What the task requires |
Return all of the entries exactly, with nothing added or left out.

— BEGIN —

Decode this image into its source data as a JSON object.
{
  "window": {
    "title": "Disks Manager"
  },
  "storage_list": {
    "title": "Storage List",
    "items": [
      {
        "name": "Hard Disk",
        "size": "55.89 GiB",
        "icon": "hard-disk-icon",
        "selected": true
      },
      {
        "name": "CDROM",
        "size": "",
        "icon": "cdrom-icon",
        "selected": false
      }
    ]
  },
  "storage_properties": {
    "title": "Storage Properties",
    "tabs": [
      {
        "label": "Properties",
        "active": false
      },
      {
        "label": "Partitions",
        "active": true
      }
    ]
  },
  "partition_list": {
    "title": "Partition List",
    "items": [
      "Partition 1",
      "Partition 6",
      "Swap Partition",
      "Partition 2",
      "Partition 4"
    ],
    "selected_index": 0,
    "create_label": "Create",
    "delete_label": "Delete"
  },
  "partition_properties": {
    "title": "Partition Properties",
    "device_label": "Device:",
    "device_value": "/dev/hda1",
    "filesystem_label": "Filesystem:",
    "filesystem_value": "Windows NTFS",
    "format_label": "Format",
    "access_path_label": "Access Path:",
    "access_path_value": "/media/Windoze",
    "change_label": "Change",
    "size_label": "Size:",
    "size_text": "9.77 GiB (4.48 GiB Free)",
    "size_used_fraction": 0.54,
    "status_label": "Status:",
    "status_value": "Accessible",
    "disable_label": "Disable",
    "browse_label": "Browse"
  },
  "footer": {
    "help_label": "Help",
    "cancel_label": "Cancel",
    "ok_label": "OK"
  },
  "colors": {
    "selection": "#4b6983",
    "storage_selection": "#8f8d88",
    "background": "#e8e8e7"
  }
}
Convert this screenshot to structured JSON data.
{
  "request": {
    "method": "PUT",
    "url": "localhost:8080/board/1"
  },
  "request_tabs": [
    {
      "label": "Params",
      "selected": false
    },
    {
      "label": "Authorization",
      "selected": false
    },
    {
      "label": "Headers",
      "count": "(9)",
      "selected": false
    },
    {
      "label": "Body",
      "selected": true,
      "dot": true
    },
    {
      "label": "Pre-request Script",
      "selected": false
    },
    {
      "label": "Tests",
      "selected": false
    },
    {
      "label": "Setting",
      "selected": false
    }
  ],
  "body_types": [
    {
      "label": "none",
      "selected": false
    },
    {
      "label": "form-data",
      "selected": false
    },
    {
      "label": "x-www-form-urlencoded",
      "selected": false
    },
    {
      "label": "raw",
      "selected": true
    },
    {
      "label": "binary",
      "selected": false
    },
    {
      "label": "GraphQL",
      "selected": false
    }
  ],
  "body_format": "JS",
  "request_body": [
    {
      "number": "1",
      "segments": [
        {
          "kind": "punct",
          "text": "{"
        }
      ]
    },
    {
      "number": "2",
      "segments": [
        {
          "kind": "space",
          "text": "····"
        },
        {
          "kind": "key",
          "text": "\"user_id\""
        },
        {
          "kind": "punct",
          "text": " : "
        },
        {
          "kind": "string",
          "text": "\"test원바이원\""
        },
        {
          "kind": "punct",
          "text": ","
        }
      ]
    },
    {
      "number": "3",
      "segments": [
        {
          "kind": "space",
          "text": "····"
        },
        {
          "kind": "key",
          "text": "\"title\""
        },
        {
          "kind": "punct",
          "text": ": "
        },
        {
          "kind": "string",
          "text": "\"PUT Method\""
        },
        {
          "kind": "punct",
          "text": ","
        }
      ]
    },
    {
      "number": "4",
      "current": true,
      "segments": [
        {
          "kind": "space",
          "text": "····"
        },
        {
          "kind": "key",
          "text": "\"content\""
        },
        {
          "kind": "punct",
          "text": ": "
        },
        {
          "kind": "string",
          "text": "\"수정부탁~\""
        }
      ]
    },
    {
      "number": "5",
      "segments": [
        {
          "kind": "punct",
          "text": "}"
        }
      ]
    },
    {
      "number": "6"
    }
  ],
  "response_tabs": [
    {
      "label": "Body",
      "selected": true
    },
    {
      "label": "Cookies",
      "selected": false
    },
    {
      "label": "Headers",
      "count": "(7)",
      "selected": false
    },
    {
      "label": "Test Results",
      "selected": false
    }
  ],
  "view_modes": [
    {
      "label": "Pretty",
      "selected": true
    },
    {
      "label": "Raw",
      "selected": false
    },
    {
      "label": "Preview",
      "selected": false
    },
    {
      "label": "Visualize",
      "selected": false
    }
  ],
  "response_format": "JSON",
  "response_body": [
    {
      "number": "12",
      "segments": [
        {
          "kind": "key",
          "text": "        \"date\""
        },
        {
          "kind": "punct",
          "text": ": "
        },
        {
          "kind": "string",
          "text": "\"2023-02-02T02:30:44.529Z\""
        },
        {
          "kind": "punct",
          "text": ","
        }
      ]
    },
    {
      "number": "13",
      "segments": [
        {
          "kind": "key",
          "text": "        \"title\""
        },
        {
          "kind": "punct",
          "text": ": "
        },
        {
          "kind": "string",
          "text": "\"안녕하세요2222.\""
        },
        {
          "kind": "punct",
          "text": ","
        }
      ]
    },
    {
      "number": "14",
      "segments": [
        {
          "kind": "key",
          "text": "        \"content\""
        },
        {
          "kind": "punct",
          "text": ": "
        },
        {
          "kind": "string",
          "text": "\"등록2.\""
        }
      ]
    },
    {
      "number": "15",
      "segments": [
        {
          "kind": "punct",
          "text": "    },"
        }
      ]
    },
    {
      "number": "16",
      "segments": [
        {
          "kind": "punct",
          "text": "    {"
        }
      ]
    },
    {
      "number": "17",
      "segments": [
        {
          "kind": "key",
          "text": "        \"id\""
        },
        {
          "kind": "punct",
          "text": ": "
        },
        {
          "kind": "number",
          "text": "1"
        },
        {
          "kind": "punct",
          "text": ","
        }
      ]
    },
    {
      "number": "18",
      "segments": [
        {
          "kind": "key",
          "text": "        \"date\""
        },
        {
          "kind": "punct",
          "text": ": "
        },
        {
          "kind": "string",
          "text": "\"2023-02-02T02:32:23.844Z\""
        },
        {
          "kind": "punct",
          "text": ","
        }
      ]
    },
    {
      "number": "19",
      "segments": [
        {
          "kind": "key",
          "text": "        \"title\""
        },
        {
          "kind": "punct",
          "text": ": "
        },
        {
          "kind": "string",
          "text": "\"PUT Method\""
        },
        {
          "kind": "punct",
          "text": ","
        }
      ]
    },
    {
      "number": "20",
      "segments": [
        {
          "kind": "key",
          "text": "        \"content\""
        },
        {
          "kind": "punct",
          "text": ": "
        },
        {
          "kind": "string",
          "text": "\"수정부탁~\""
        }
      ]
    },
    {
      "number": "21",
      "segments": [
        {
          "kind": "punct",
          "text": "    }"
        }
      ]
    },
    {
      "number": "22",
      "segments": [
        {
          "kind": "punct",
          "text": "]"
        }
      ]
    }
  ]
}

— END —

Solution to this exercise |
Decode this image into its source data as a JSON object.
{
  "window": {
    "title": "Disks Manager"
  },
  "storage_list": {
    "title": "Storage List",
    "items": [
      {
        "name": "Hard Disk",
        "size": "55.89 GiB",
        "icon": "hard-disk-icon",
        "selected": true
      },
      {
        "name": "CDROM",
        "size": "",
        "icon": "cdrom-icon",
        "selected": false
      }
    ]
  },
  "storage_properties": {
    "title": "Storage Properties",
    "tabs": [
      {
        "label": "Properties",
        "active": false
      },
      {
        "label": "Partitions",
        "active": true
      }
    ]
  },
  "partition_list": {
    "title": "Partition List",
    "items": [
      "Partition 1",
      "Partition 6",
      "Swap Partition",
      "Partition 2",
      "Partition 4"
    ],
    "selected_index": 0,
    "create_label": "Create",
    "delete_label": "Delete"
  },
  "partition_properties": {
    "title": "Partition Properties",
    "device_label": "Device:",
    "device_value": "/dev/hda1",
    "filesystem_label": "Filesystem:",
    "filesystem_value": "Windows NTFS",
    "format_label": "Format",
    "access_path_label": "Access Path:",
    "access_path_value": "/media/Windoze",
    "change_label": "Change",
    "size_label": "Size:",
    "size_text": "9.77 GiB (4.48 GiB Free)",
    "size_used_fraction": 0.54,
    "status_label": "Status:",
    "status_value": "Accessible",
    "disable_label": "Disable",
    "browse_label": "Browse"
  },
  "footer": {
    "help_label": "Help",
    "cancel_label": "Cancel",
    "ok_label": "OK"
  },
  "colors": {
    "selection": "#4b6983",
    "storage_selection": "#8f8d88",
    "background": "#e8e8e7"
  }
}
Convert this screenshot to structured JSON data.
{
  "request": {
    "method": "PUT",
    "url": "localhost:8080/board/1"
  },
  "request_tabs": [
    {
      "label": "Params",
      "selected": false
    },
    {
      "label": "Authorization",
      "selected": false
    },
    {
      "label": "Headers",
      "count": "(9)",
      "selected": false
    },
    {
      "label": "Body",
      "selected": true,
      "dot": true
    },
    {
      "label": "Pre-request Script",
      "selected": false
    },
    {
      "label": "Tests",
      "selected": false
    },
    {
      "label": "Setting",
      "selected": false
    }
  ],
  "body_types": [
    {
      "label": "none",
      "selected": false
    },
    {
      "label": "form-data",
      "selected": false
    },
    {
      "label": "x-www-form-urlencoded",
      "selected": false
    },
    {
      "label": "raw",
      "selected": true
    },
    {
      "label": "binary",
      "selected": false
    },
    {
      "label": "GraphQL",
      "selected": false
    }
  ],
  "body_format": "JS",
  "request_body": [
    {
      "number": "1",
      "segments": [
        {
          "kind": "punct",
          "text": "{"
        }
      ]
    },
    {
      "number": "2",
      "segments": [
        {
          "kind": "space",
          "text": "····"
        },
        {
          "kind": "key",
          "text": "\"user_id\""
        },
        {
          "kind": "punct",
          "text": " : "
        },
        {
          "kind": "string",
          "text": "\"test원바이원\""
        },
        {
          "kind": "punct",
          "text": ","
        }
      ]
    },
    {
      "number": "3",
      "segments": [
        {
          "kind": "space",
          "text": "····"
        },
        {
          "kind": "key",
          "text": "\"title\""
        },
        {
          "kind": "punct",
          "text": ": "
        },
        {
          "kind": "string",
          "text": "\"PUT Method\""
        },
        {
          "kind": "punct",
          "text": ","
        }
      ]
    },
    {
      "number": "4",
      "current": true,
      "segments": [
        {
          "kind": "space",
          "text": "····"
        },
        {
          "kind": "key",
          "text": "\"content\""
        },
        {
          "kind": "punct",
          "text": ": "
        },
        {
          "kind": "string",
          "text": "\"수정부탁~\""
        }
      ]
    },
    {
      "number": "5",
      "segments": [
        {
          "kind": "punct",
          "text": "}"
        }
      ]
    },
    {
      "number": "6"
    }
  ],
  "response_tabs": [
    {
      "label": "Body",
      "selected": true
    },
    {
      "label": "Cookies",
      "selected": false
    },
    {
      "label": "Headers",
      "count": "(7)",
      "selected": false
    },
    {
      "label": "Test Results",
      "selected": false
    }
  ],
  "view_modes": [
    {
      "label": "Pretty",
      "selected": true
    },
    {
      "label": "Raw",
      "selected": false
    },
    {
      "label": "Preview",
      "selected": false
    },
    {
      "label": "Visualize",
      "selected": false
    }
  ],
  "response_format": "JSON",
  "response_body": [
    {
      "number": "12",
      "segments": [
        {
          "kind": "key",
          "text": "        \"date\""
        },
        {
          "kind": "punct",
          "text": ": "
        },
        {
          "kind": "string",
          "text": "\"2023-02-02T02:30:44.529Z\""
        },
        {
          "kind": "punct",
          "text": ","
        }
      ]
    },
    {
      "number": "13",
      "segments": [
        {
          "kind": "key",
          "text": "        \"title\""
        },
        {
          "kind": "punct",
          "text": ": "
        },
        {
          "kind": "string",
          "text": "\"안녕하세요2222.\""
        },
        {
          "kind": "punct",
          "text": ","
        }
      ]
    },
    {
      "number": "14",
      "segments": [
        {
          "kind": "key",
          "text": "        \"content\""
        },
        {
          "kind": "punct",
          "text": ": "
        },
        {
          "kind": "string",
          "text": "\"등록2.\""
        }
      ]
    },
    {
      "number": "15",
      "segments": [
        {
          "kind": "punct",
          "text": "    },"
        }
      ]
    },
    {
      "number": "16",
      "segments": [
        {
          "kind": "punct",
          "text": "    {"
        }
      ]
    },
    {
      "number": "17",
      "segments": [
        {
          "kind": "key",
          "text": "        \"id\""
        },
        {
          "kind": "punct",
          "text": ": "
        },
        {
          "kind": "number",
          "text": "1"
        },
        {
          "kind": "punct",
          "text": ","
        }
      ]
    },
    {
      "number": "18",
      "segments": [
        {
          "kind": "key",
          "text": "        \"date\""
        },
        {
          "kind": "punct",
          "text": ": "
        },
        {
          "kind": "string",
          "text": "\"2023-02-02T02:32:23.844Z\""
        },
        {
          "kind": "punct",
          "text": ","
        }
      ]
    },
    {
      "number": "19",
      "segments": [
        {
          "kind": "key",
          "text": "        \"title\""
        },
        {
          "kind": "punct",
          "text": ": "
        },
        {
          "kind": "string",
          "text": "\"PUT Method\""
        },
        {
          "kind": "punct",
          "text": ","
        }
      ]
    },
    {
      "number": "20",
      "segments": [
        {
          "kind": "key",
          "text": "        \"content\""
        },
        {
          "kind": "punct",
          "text": ": "
        },
        {
          "kind": "string",
          "text": "\"수정부탁~\""
        }
      ]
    },
    {
      "number": "21",
      "segments": [
        {
          "kind": "punct",
          "text": "    }"
        }
      ]
    },
    {
      "number": "22",
      "segments": [
        {
          "kind": "punct",
          "text": "]"
        }
      ]
    }
  ]
}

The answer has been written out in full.